▶ [Instruksi yang Diberikan]: Tuliskan kembali setiap baris pada daftar di bawah ini tanpa mengubah apa pun.

▶ [Bahan untuk Diolah]:
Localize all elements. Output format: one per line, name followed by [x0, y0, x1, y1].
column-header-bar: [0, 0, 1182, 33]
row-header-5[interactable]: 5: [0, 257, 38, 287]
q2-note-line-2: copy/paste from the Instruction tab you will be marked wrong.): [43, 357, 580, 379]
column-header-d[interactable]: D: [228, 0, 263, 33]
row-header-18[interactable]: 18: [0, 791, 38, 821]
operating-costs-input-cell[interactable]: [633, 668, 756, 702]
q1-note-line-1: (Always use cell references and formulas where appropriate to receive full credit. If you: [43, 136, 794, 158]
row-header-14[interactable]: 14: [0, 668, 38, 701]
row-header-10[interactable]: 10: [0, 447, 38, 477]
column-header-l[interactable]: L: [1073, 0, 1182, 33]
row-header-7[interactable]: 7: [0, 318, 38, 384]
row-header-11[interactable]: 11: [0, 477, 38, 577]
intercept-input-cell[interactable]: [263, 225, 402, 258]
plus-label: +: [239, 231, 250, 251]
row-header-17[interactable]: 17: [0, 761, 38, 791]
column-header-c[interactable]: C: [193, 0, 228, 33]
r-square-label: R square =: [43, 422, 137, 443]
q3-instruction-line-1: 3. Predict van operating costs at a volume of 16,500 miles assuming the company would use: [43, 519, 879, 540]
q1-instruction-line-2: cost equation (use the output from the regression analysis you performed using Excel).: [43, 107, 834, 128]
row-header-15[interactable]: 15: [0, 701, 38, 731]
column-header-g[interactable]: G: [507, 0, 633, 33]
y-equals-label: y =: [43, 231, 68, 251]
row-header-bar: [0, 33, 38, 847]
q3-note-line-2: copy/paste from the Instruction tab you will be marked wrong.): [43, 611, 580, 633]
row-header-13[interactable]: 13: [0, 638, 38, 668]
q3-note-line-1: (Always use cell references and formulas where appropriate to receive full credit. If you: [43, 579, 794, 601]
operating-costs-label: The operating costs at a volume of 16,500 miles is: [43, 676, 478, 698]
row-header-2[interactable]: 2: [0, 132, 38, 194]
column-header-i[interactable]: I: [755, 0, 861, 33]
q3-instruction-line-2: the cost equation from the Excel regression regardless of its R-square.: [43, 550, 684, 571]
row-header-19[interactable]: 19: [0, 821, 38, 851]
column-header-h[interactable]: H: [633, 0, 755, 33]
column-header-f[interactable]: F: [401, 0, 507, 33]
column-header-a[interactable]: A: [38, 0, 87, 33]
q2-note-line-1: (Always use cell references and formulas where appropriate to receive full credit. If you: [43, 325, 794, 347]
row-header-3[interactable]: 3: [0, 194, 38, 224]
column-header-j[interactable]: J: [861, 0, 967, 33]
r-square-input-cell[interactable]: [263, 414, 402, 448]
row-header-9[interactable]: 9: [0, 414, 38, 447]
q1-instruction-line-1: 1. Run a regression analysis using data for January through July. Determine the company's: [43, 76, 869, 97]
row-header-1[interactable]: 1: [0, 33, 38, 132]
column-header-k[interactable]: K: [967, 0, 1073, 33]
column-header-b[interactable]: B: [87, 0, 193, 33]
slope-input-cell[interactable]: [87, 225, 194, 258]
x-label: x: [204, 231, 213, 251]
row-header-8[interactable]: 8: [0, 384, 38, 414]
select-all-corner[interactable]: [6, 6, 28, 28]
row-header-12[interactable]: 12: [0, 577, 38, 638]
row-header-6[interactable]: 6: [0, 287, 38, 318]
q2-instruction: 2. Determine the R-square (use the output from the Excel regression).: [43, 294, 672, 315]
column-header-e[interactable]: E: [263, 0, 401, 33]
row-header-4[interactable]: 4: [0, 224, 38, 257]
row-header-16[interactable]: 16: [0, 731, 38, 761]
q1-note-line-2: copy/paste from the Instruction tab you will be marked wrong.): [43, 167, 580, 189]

▶ [Jawaban yang Benar]:
Localize all elements. Output format: one per line, name followed by [x0, y0, x1, y1].
column-header-bar: [0, 0, 1182, 33]
row-header-5[interactable]: 5: [0, 257, 38, 287]
q2-note-line-2: copy/paste from the Instruction tab you will be marked wrong.): [43, 357, 580, 379]
column-header-d[interactable]: D: [228, 0, 263, 33]
row-header-18[interactable]: 18: [0, 791, 38, 821]
operating-costs-input-cell[interactable]: [633, 668, 756, 702]
q1-note-line-1: (Always use cell references and formulas where appropriate to receive full credit. If you: [43, 136, 794, 158]
row-header-14[interactable]: 14: [0, 668, 38, 701]
row-header-10[interactable]: 10: [0, 447, 38, 477]
column-header-l[interactable]: L: [1073, 0, 1182, 33]
row-header-7[interactable]: 7: [0, 318, 38, 384]
row-header-11[interactable]: 11: [0, 477, 38, 577]
intercept-input-cell[interactable]: [263, 225, 402, 258]
plus-label: +: [239, 231, 250, 251]
row-header-17[interactable]: 17: [0, 761, 38, 791]
column-header-c[interactable]: C: [193, 0, 228, 33]
r-square-label: R square =: [43, 422, 137, 443]
q3-instruction-line-1: 3. Predict van operating costs at a volume of 16,500 miles assuming the company would use: [43, 519, 879, 540]
q1-instruction-line-2: cost equation (use the output from the regression analysis you performed using Excel).: [43, 107, 834, 128]
row-header-15[interactable]: 15: [0, 701, 38, 731]
column-header-g[interactable]: G: [507, 0, 633, 33]
y-equals-label: y =: [43, 231, 68, 251]
row-header-bar: [0, 33, 38, 847]
q3-note-line-2: copy/paste from the Instruction tab you will be marked wrong.): [43, 611, 580, 633]
row-header-13[interactable]: 13: [0, 638, 38, 668]
q3-note-line-1: (Always use cell references and formulas where appropriate to receive full credit. If you: [43, 579, 794, 601]
operating-costs-label: The operating costs at a volume of 16,500 miles is: [43, 676, 478, 698]
row-header-2[interactable]: 2: [0, 132, 38, 194]
column-header-i[interactable]: I: [755, 0, 861, 33]
q3-instruction-line-2: the cost equation from the Excel regression regardless of its R-square.: [43, 550, 684, 571]
row-header-19[interactable]: 19: [0, 821, 38, 851]
column-header-h[interactable]: H: [633, 0, 755, 33]
column-header-f[interactable]: F: [401, 0, 507, 33]
column-header-a[interactable]: A: [38, 0, 87, 33]
q2-note-line-1: (Always use cell references and formulas where appropriate to receive full credit. If you: [43, 325, 794, 347]
row-header-3[interactable]: 3: [0, 194, 38, 224]
column-header-j[interactable]: J: [861, 0, 967, 33]
r-square-input-cell[interactable]: [263, 414, 402, 448]
row-header-9[interactable]: 9: [0, 414, 38, 447]
q1-instruction-line-1: 1. Run a regression analysis using data for January through July. Determine the company's: [43, 76, 869, 97]
row-header-1[interactable]: 1: [0, 33, 38, 132]
column-header-k[interactable]: K: [967, 0, 1073, 33]
column-header-b[interactable]: B: [87, 0, 193, 33]
slope-input-cell[interactable]: [87, 225, 194, 258]
x-label: x: [204, 231, 213, 251]
row-header-8[interactable]: 8: [0, 384, 38, 414]
select-all-corner[interactable]: [6, 6, 28, 28]
row-header-12[interactable]: 12: [0, 577, 38, 638]
row-header-6[interactable]: 6: [0, 287, 38, 318]
q2-instruction: 2. Determine the R-square (use the output from the Excel regression).: [43, 294, 672, 315]
column-header-e[interactable]: E: [263, 0, 401, 33]
row-header-4[interactable]: 4: [0, 224, 38, 257]
row-header-16[interactable]: 16: [0, 731, 38, 761]
q1-note-line-2: copy/paste from the Instruction tab you will be marked wrong.): [43, 167, 580, 189]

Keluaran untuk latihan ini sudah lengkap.